(WRITTEN PROBLEM): From the entries below, gather every line containing the string "this".

(EXTRACTED ENTRIES):
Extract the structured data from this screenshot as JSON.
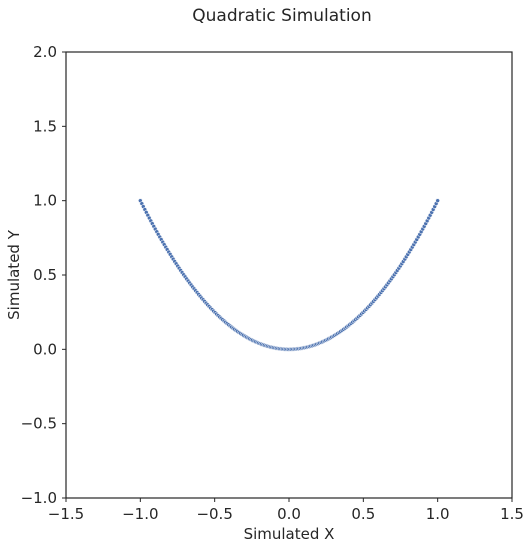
{
  "chart_data": {
    "type": "scatter",
    "title": "Quadratic Simulation",
    "xlabel": "Simulated X",
    "ylabel": "Simulated Y",
    "xlim": [
      -1.5,
      1.5
    ],
    "ylim": [
      -1.0,
      2.0
    ],
    "xticks": [
      -1.5,
      -1.0,
      -0.5,
      0.0,
      0.5,
      1.0,
      1.5
    ],
    "xtick_labels": [
      "−1.5",
      "−1.0",
      "−0.5",
      "0.0",
      "0.5",
      "1.0",
      "1.5"
    ],
    "yticks": [
      -1.0,
      -0.5,
      0.0,
      0.5,
      1.0,
      1.5,
      2.0
    ],
    "ytick_labels": [
      "−1.0",
      "−0.5",
      "0.0",
      "0.5",
      "1.0",
      "1.5",
      "2.0"
    ],
    "grid": false,
    "marker_color": "#4c72b0",
    "marker_edge_color": "#ffffff",
    "series": [
      {
        "x_range": [
          -1.0,
          1.0
        ],
        "n_points": 200,
        "relation": "y = x^2"
      }
    ]
  }
}
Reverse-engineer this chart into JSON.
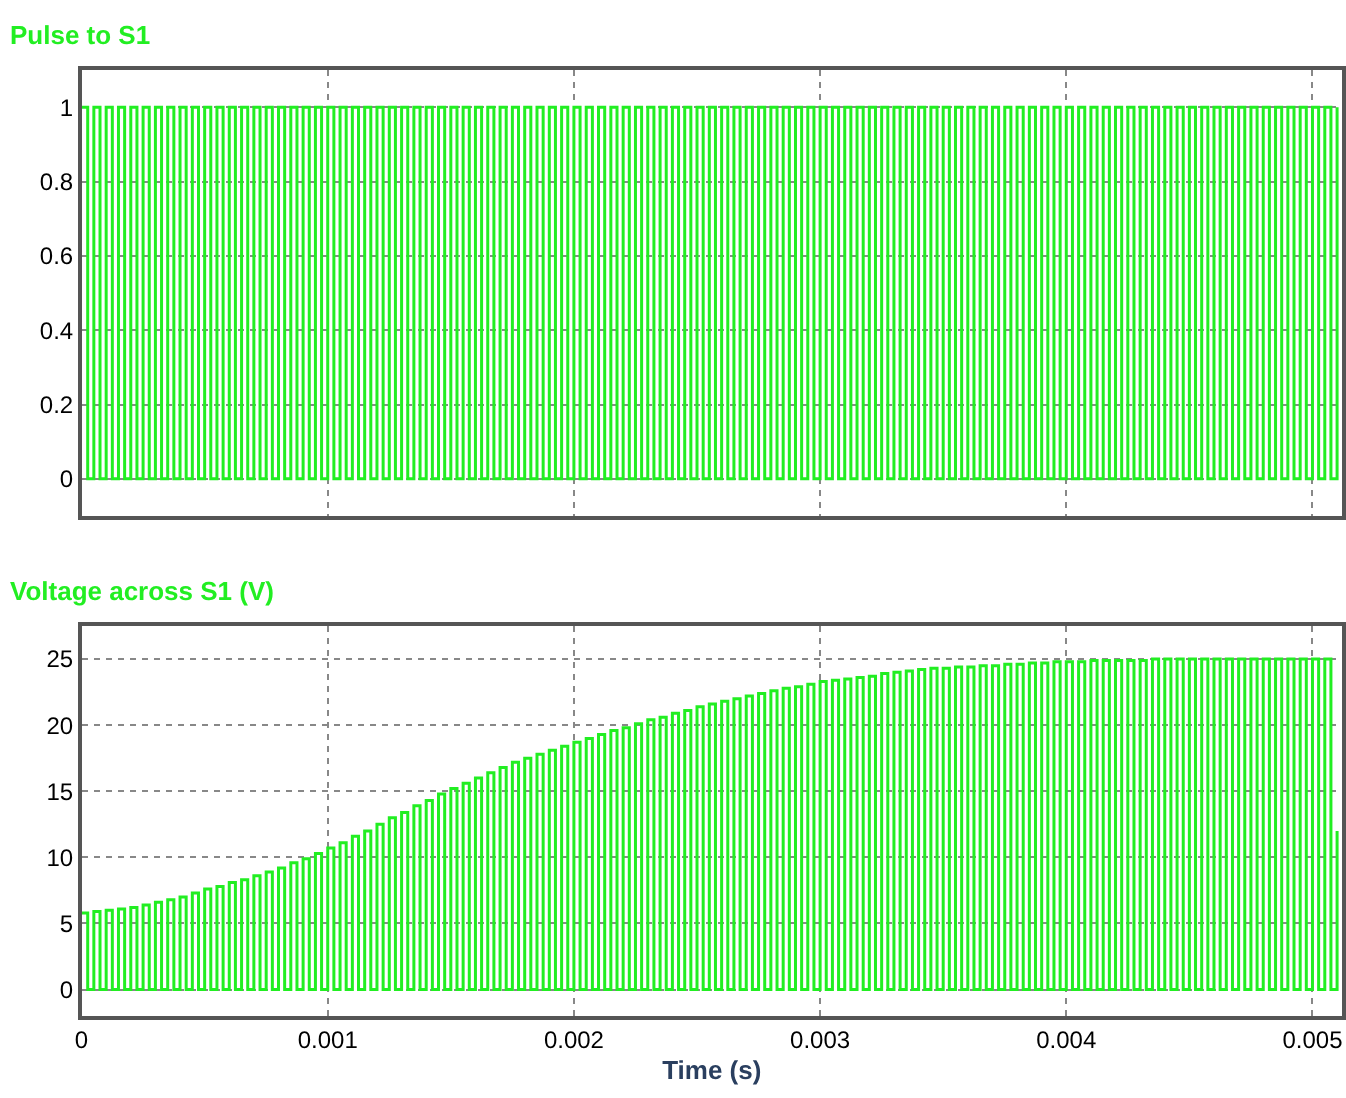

(THE ANSWER):
Extract the structured data from this screenshot as JSON.
Reverse-engineer this chart into JSON.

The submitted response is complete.